** Start RECORDS FOR THE TASK **

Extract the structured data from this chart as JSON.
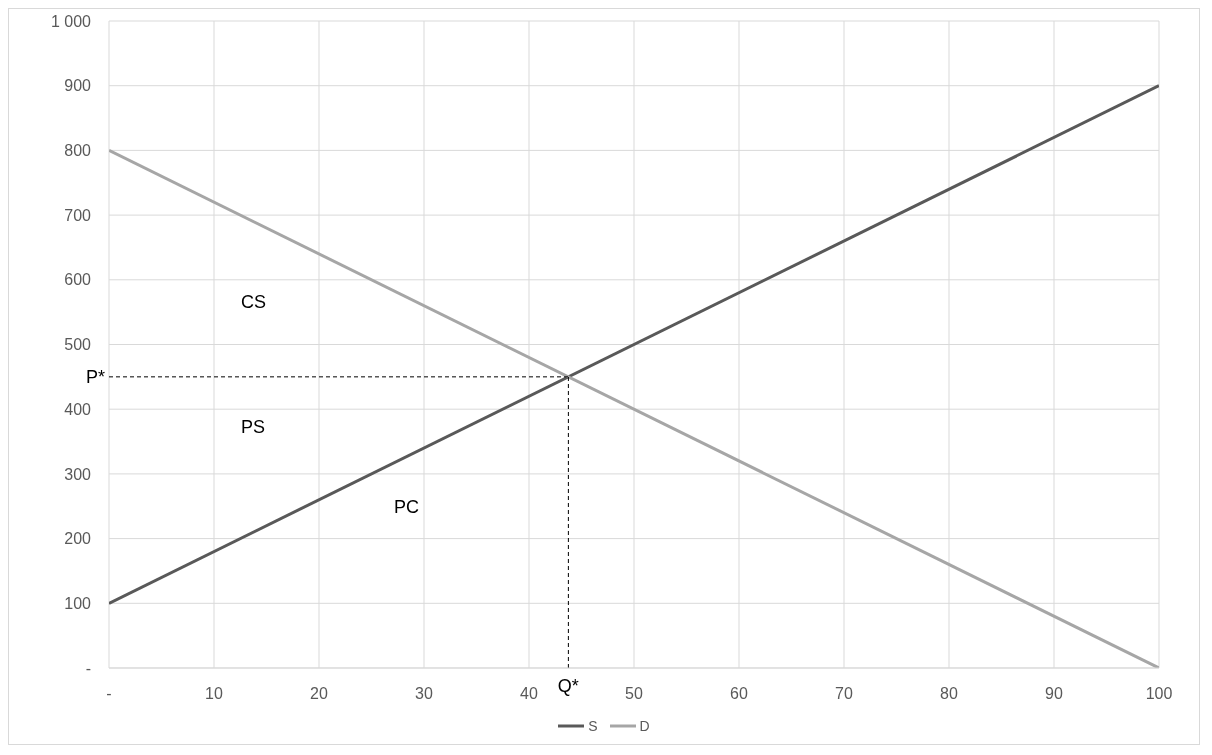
{
  "chart_data": {
    "type": "line",
    "x": [
      0,
      100
    ],
    "series": [
      {
        "name": "S",
        "color": "#595959",
        "values": [
          100,
          900
        ]
      },
      {
        "name": "D",
        "color": "#a6a6a6",
        "values": [
          800,
          0
        ]
      }
    ],
    "xlim": [
      0,
      100
    ],
    "xticks": [
      {
        "value": 0,
        "label": "-"
      },
      10,
      20,
      30,
      40,
      50,
      60,
      70,
      80,
      90,
      100
    ],
    "ylim": [
      0,
      1000
    ],
    "yticks": [
      {
        "value": 0,
        "label": "-"
      },
      100,
      200,
      300,
      400,
      500,
      600,
      700,
      800,
      900,
      {
        "value": 1000,
        "label": "1 000"
      }
    ],
    "grid": true,
    "legend": "bottom",
    "marker": "none",
    "line_style": "solid",
    "ref_lines": [
      {
        "axis": "y",
        "value": 450,
        "label": "P*",
        "color": "#000000",
        "line_style": "dashed"
      },
      {
        "axis": "x",
        "value": 43.75,
        "label": "Q*",
        "color": "#000000",
        "line_style": "dashed"
      }
    ],
    "annotations": [
      "CS",
      "PS",
      "PC"
    ]
  }
}
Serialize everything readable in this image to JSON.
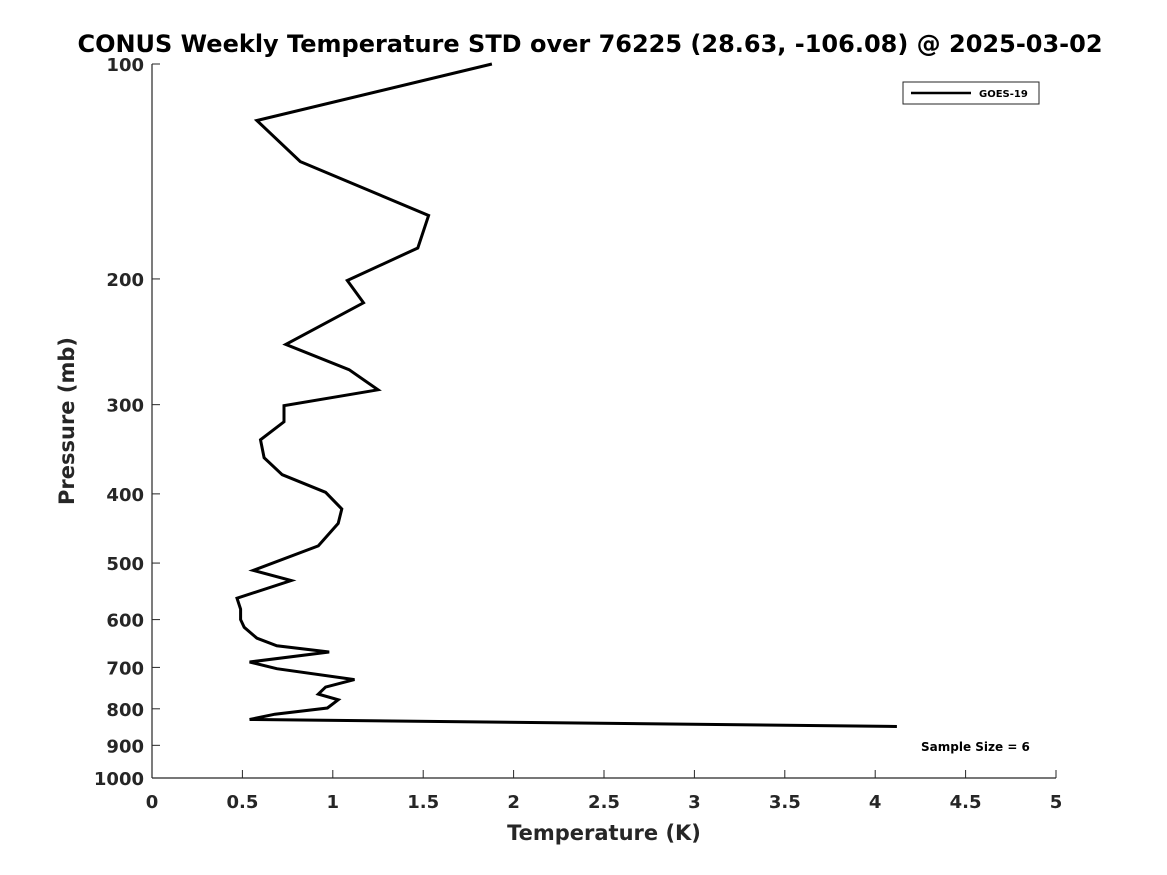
{
  "chart_data": {
    "type": "line",
    "title": "CONUS Weekly Temperature STD over 76225 (28.63, -106.08) @ 2025-03-02",
    "xlabel": "Temperature (K)",
    "ylabel": "Pressure (mb)",
    "xlim": [
      0,
      5
    ],
    "ylim": [
      1000,
      100
    ],
    "yscale": "log",
    "y_reversed": true,
    "xticks": [
      0,
      0.5,
      1,
      1.5,
      2,
      2.5,
      3,
      3.5,
      4,
      4.5,
      5
    ],
    "xtick_labels": [
      "0",
      "0.5",
      "1",
      "1.5",
      "2",
      "2.5",
      "3",
      "3.5",
      "4",
      "4.5",
      "5"
    ],
    "yticks": [
      100,
      200,
      300,
      400,
      500,
      600,
      700,
      800,
      900,
      1000
    ],
    "ytick_labels": [
      "100",
      "200",
      "300",
      "400",
      "500",
      "600",
      "700",
      "800",
      "900",
      "1000"
    ],
    "grid": false,
    "legend_position": "top-right",
    "series": [
      {
        "name": "GOES-19",
        "color": "#000000",
        "x": [
          1.88,
          0.58,
          0.82,
          1.53,
          1.47,
          1.08,
          1.17,
          0.74,
          1.09,
          1.25,
          0.73,
          0.73,
          0.6,
          0.62,
          0.72,
          0.96,
          1.05,
          1.03,
          0.92,
          0.56,
          0.77,
          0.47,
          0.49,
          0.49,
          0.51,
          0.58,
          0.69,
          0.98,
          0.54,
          0.69,
          1.12,
          0.96,
          0.92,
          1.03,
          0.97,
          0.68,
          0.54,
          4.12
        ],
        "y": [
          100,
          120,
          137,
          163,
          181,
          201,
          216,
          247,
          268,
          286,
          301,
          317,
          336,
          356,
          376,
          398,
          420,
          440,
          473,
          512,
          529,
          560,
          580,
          600,
          615,
          637,
          653,
          666,
          688,
          703,
          728,
          746,
          763,
          777,
          798,
          814,
          828,
          847
        ]
      }
    ],
    "annotations": [
      {
        "text": "Sample Size = 6"
      }
    ]
  }
}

** End RECORDS FOR THE TASK **

▶ _STATED TASK_:
Pull out every line containing "this".

▶ _FULL OUTPUT_:
Extract the structured data from this chart as JSON.
Serialize everything readable in this image to JSON.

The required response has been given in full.